▶ **Stated task**
Sift the material for lines containing "耕地恢复等项目的投入", and return them.

▶ **Exercise material**
....
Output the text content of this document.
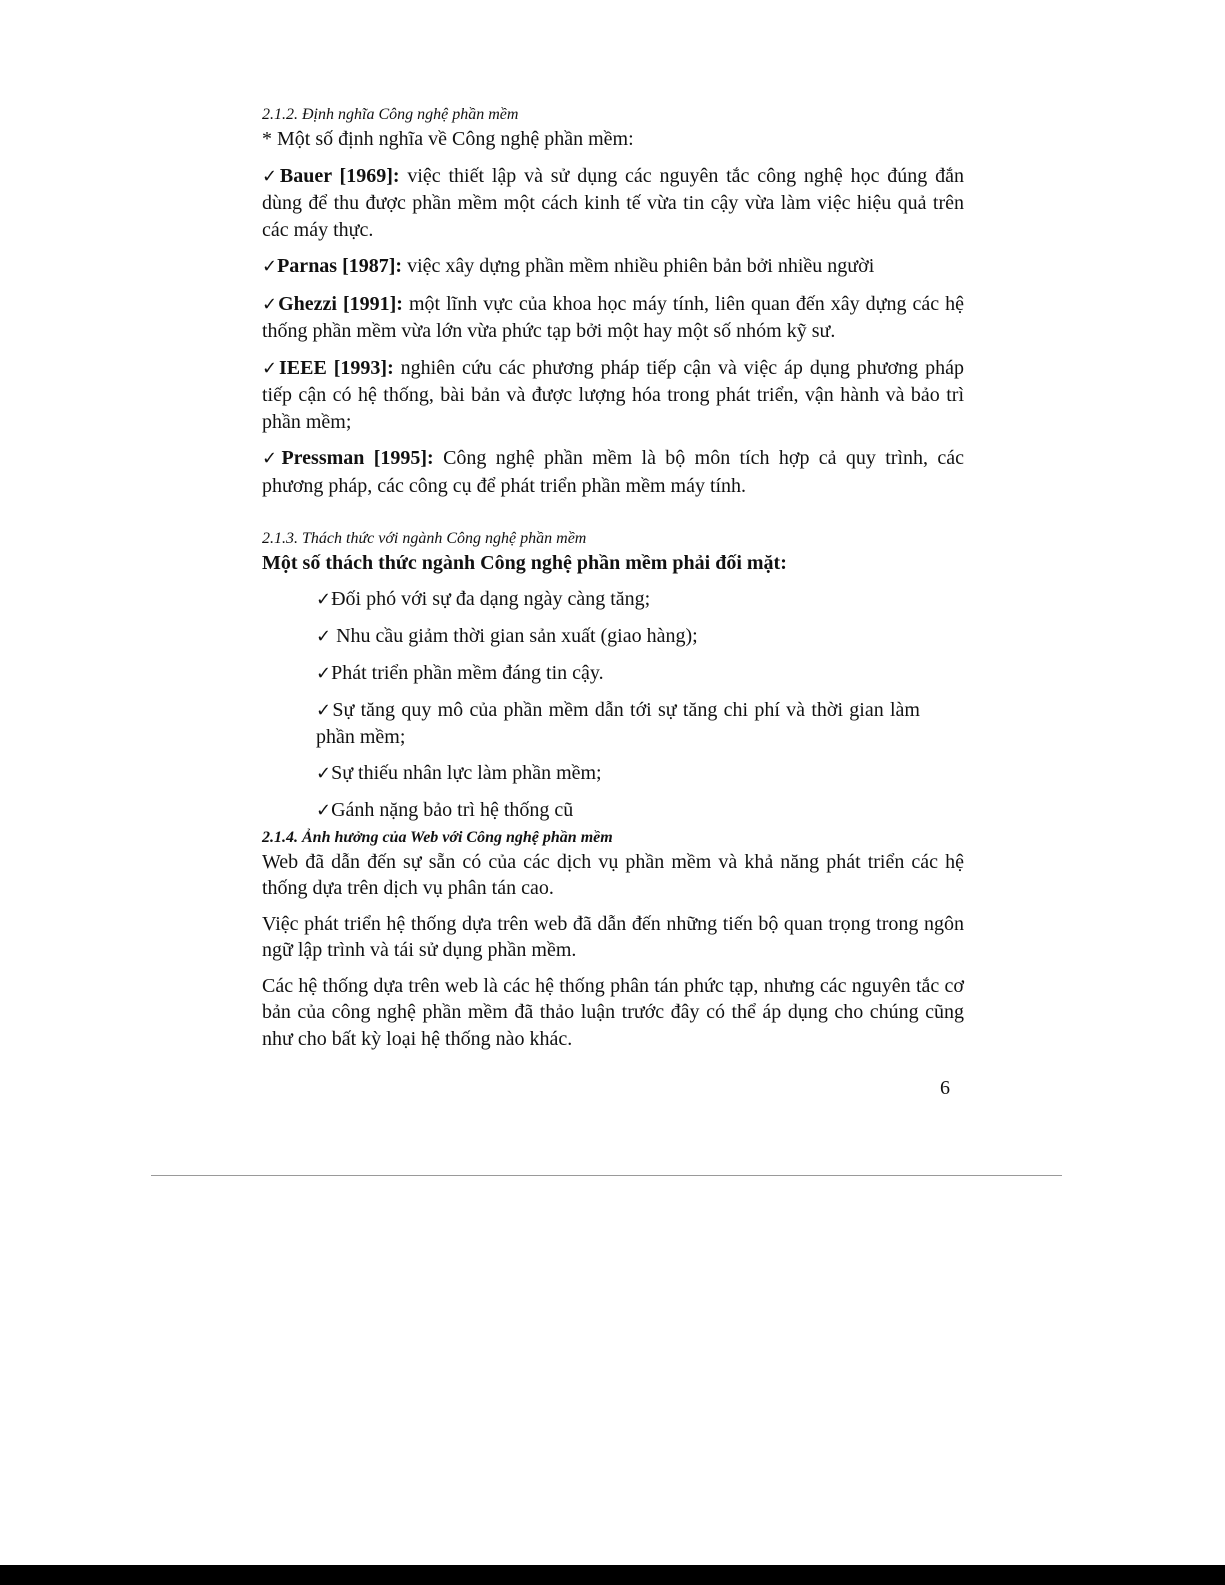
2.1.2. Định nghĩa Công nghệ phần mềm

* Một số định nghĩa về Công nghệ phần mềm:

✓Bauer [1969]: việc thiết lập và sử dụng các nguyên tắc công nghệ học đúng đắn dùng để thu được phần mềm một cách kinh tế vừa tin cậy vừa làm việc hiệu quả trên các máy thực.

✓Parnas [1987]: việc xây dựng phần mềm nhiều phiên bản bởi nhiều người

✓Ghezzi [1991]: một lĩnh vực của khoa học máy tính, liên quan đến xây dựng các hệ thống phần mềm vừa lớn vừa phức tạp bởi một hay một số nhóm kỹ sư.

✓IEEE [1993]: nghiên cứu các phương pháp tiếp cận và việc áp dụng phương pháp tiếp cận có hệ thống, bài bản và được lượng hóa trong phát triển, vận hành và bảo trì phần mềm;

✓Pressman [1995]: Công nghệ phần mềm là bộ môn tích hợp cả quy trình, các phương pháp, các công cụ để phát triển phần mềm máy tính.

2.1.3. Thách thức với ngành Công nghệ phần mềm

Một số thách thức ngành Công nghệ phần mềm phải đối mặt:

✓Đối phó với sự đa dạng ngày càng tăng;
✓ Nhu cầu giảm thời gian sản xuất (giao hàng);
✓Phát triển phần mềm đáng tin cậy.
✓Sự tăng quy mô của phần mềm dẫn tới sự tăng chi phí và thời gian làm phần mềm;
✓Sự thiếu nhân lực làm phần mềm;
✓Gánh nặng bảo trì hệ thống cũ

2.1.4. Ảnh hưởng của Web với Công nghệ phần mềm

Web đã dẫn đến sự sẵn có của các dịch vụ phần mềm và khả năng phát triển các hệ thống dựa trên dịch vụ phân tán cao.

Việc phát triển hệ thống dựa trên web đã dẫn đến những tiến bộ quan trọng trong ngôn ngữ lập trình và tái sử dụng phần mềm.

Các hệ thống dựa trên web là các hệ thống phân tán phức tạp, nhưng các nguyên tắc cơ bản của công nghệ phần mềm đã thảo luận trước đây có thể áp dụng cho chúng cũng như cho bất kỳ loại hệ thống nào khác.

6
....
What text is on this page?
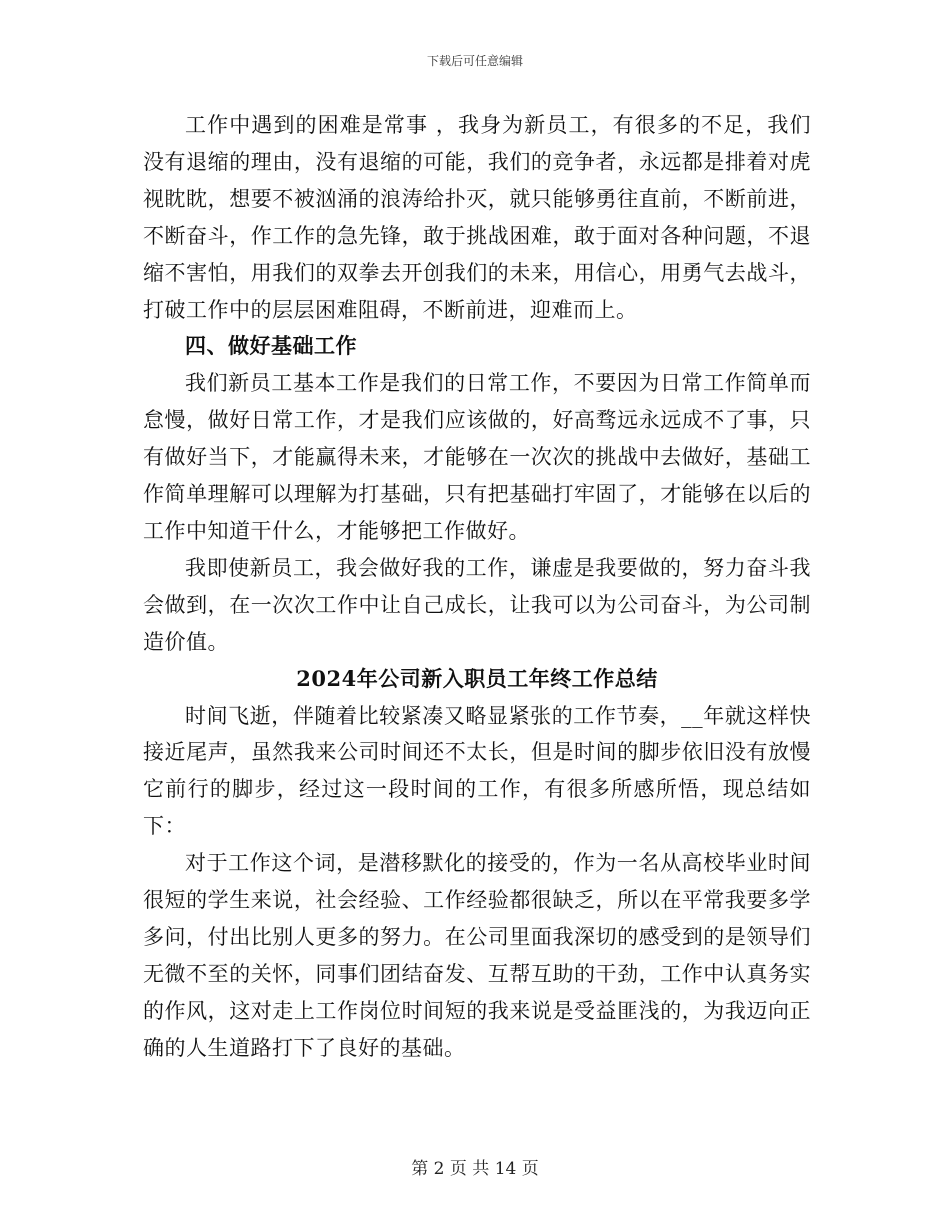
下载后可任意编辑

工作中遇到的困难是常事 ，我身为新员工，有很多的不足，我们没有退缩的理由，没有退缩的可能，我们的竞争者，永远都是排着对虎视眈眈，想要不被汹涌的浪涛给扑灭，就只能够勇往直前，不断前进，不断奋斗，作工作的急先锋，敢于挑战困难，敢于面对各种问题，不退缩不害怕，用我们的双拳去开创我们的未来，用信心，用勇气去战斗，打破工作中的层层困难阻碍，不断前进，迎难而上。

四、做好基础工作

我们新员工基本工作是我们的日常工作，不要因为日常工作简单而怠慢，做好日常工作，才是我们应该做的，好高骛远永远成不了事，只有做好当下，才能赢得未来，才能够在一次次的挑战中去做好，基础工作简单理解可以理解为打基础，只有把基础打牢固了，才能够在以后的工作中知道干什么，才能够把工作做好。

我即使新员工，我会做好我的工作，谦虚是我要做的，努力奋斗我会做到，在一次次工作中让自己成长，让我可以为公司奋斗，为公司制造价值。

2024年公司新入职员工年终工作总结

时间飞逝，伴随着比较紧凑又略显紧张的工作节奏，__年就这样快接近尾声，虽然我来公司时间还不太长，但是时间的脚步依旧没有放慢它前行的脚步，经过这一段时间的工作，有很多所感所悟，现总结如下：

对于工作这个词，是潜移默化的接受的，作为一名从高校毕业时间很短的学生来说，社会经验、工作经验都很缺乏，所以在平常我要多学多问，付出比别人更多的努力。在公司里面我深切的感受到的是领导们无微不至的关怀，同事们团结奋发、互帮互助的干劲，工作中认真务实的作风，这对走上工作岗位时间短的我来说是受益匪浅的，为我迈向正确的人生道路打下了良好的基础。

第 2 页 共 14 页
....
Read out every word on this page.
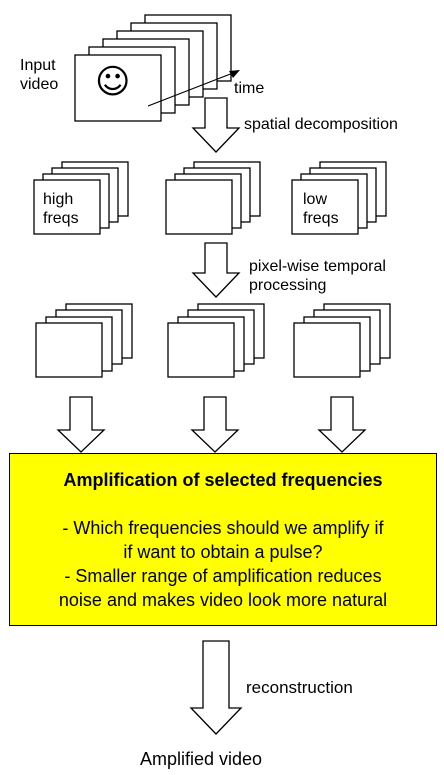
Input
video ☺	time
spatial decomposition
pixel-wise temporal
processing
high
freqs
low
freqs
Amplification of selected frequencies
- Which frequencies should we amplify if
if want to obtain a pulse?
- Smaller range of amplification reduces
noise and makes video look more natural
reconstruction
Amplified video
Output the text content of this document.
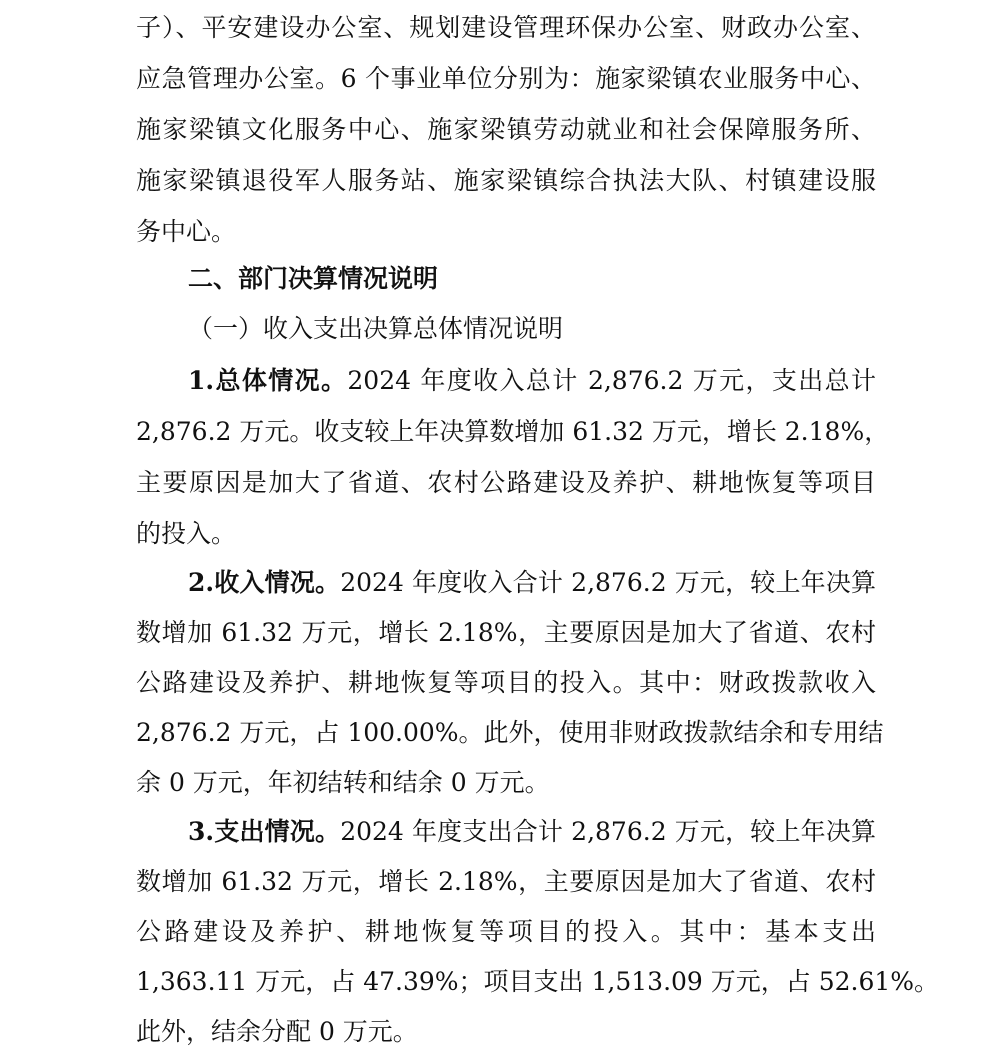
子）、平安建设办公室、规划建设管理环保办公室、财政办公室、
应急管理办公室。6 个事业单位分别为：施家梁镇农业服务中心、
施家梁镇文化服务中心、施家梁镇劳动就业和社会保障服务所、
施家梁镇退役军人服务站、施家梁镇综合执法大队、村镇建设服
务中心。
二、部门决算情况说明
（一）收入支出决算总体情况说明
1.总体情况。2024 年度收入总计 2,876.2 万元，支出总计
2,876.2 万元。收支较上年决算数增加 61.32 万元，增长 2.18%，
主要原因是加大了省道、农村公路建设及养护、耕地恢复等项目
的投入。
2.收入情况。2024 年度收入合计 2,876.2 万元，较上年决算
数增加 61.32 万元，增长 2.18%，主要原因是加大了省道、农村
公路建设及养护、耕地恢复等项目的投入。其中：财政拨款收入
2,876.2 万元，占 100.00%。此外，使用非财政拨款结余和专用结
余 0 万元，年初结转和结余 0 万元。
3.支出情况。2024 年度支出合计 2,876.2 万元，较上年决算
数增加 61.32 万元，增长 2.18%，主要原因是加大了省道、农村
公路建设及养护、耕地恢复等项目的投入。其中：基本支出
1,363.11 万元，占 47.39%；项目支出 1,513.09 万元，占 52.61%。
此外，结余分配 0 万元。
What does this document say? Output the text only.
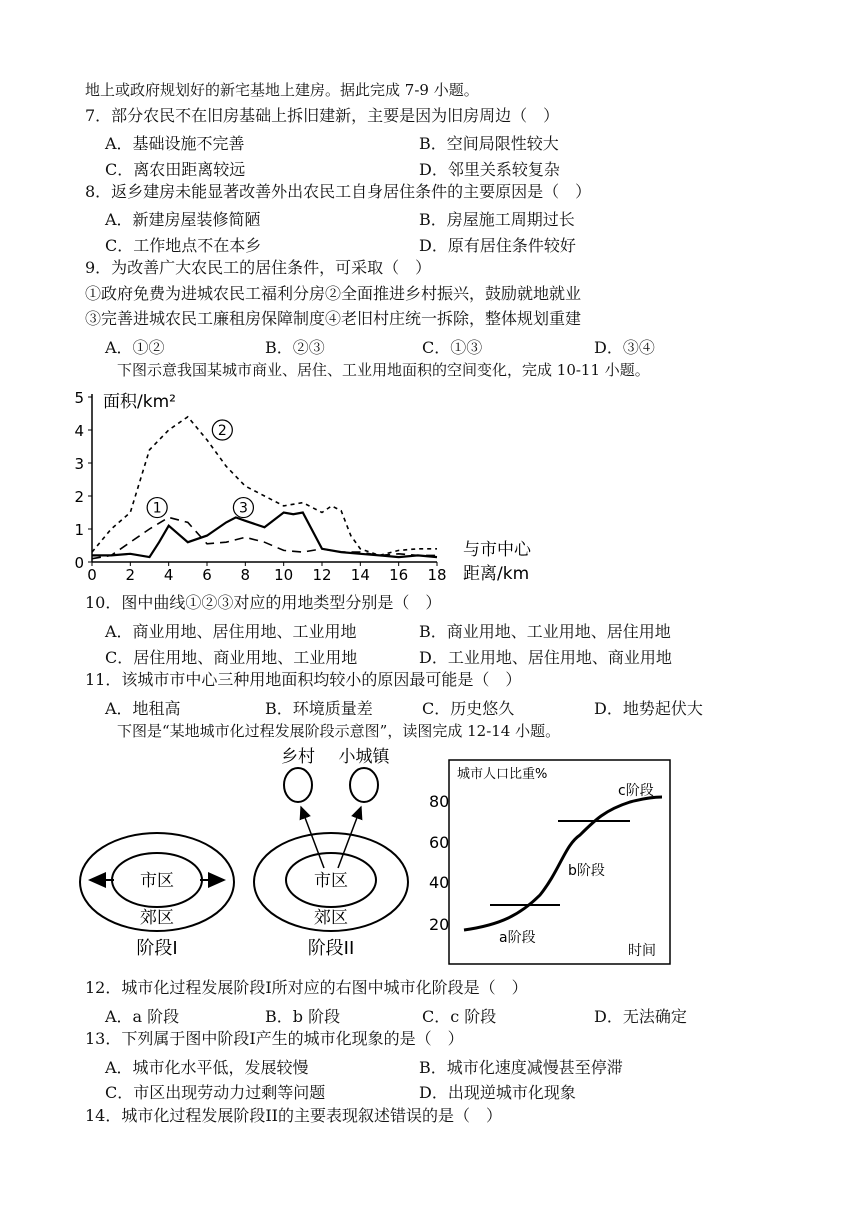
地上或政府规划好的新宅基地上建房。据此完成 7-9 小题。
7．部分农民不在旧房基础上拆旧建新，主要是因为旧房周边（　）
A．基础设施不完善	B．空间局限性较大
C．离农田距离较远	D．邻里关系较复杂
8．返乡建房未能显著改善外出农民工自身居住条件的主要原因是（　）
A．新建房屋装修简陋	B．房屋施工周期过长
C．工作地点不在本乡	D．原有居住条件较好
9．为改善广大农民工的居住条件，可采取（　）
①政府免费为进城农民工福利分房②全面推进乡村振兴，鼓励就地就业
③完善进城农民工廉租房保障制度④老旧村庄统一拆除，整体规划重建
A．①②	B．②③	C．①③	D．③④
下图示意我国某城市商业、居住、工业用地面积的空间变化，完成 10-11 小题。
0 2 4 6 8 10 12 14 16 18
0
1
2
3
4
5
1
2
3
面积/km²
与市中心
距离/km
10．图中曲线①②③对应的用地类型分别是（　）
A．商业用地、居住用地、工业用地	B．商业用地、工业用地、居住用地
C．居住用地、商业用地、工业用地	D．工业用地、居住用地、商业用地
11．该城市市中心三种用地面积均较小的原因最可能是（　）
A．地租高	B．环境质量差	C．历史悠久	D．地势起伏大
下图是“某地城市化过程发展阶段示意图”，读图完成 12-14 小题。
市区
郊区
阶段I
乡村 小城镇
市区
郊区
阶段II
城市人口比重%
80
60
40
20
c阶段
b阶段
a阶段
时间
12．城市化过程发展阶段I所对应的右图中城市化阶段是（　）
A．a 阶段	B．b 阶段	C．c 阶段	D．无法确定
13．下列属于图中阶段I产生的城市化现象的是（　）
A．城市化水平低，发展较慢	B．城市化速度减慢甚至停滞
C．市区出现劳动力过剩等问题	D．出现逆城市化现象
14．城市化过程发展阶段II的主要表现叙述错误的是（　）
....
▶ **Exercise solution**
公路建设及养护、耕地恢复等项目的投入。其中：财政拨款收入
公路建设及养护、耕地恢复等项目的投入。其中：基本支出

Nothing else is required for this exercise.